## MATERIAL
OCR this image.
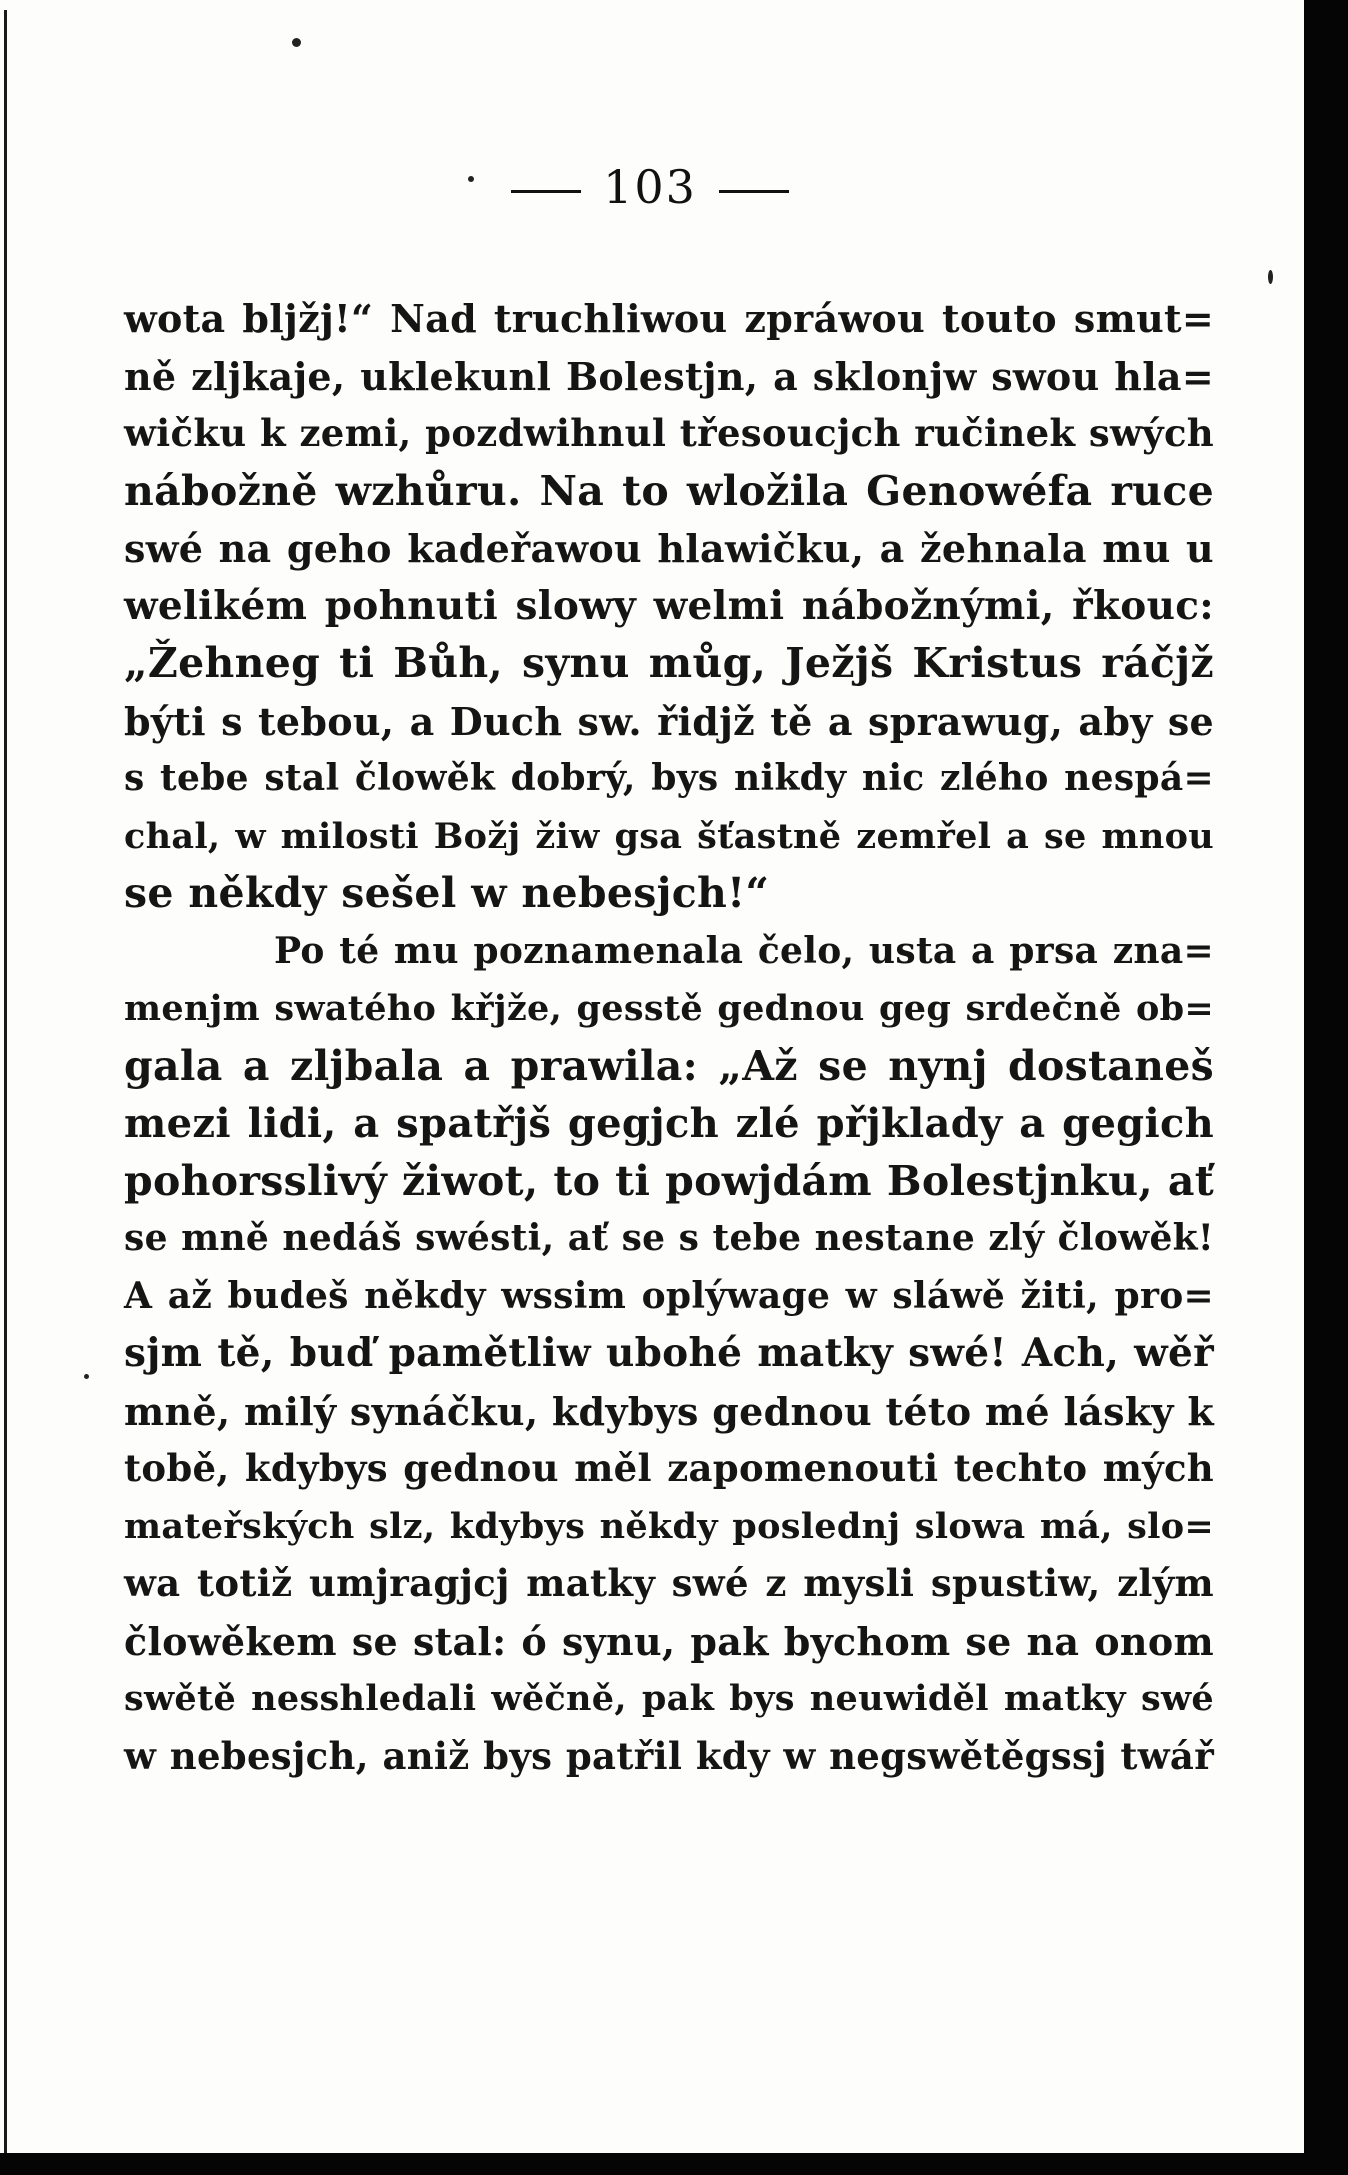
103
wota bljžj!“ Nad truchliwou zpráwou touto smut=
ně zljkaje, uklekunl Bolestjn, a sklonjw swou hla=
wičku k zemi, pozdwihnul třesoucjch ručinek swých
nábožně wzhůru. Na to wložila Genowéfa ruce
swé na geho kadeřawou hlawičku, a žehnala mu u
welikém pohnuti slowy welmi nábožnými, řkouc:
„Žehneg ti Bůh, synu můg, Ježjš Kristus ráčjž
býti s tebou, a Duch sw. řidjž tě a sprawug, aby se
s tebe stal člowěk dobrý, bys nikdy nic zlého nespá=
chal, w milosti Božj žiw gsa šťastně zemřel a se mnou
se někdy sešel w nebesjch!“
Po té mu poznamenala čelo, usta a prsa zna=
menjm swatého křjže, gesstě gednou geg srdečně ob=
gala a zljbala a prawila: „Až se nynj dostaneš
mezi lidi, a spatřjš gegjch zlé přjklady a gegich
pohorsslivý žiwot, to ti powjdám Bolestjnku, ať
se mně nedáš swésti, ať se s tebe nestane zlý člowěk!
A až budeš někdy wssim oplýwage w sláwě žiti, pro=
sjm tě, buď pamětliw ubohé matky swé! Ach, wěř
mně, milý synáčku, kdybys gednou této mé lásky k
tobě, kdybys gednou měl zapomenouti techto mých
mateřských slz, kdybys někdy poslednj slowa má, slo=
wa totiž umjragjcj matky swé z mysli spustiw, zlým
člowěkem se stal: ó synu, pak bychom se na onom
swětě nesshledali wěčně, pak bys neuwiděl matky swé
w nebesjch, aniž bys patřil kdy w negswětěgssj twář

## INSTRUCTIONS FOR THE TASK
Provide the number of lines in the entries that include "někdy", and no other text.

## THE OUTPUT
3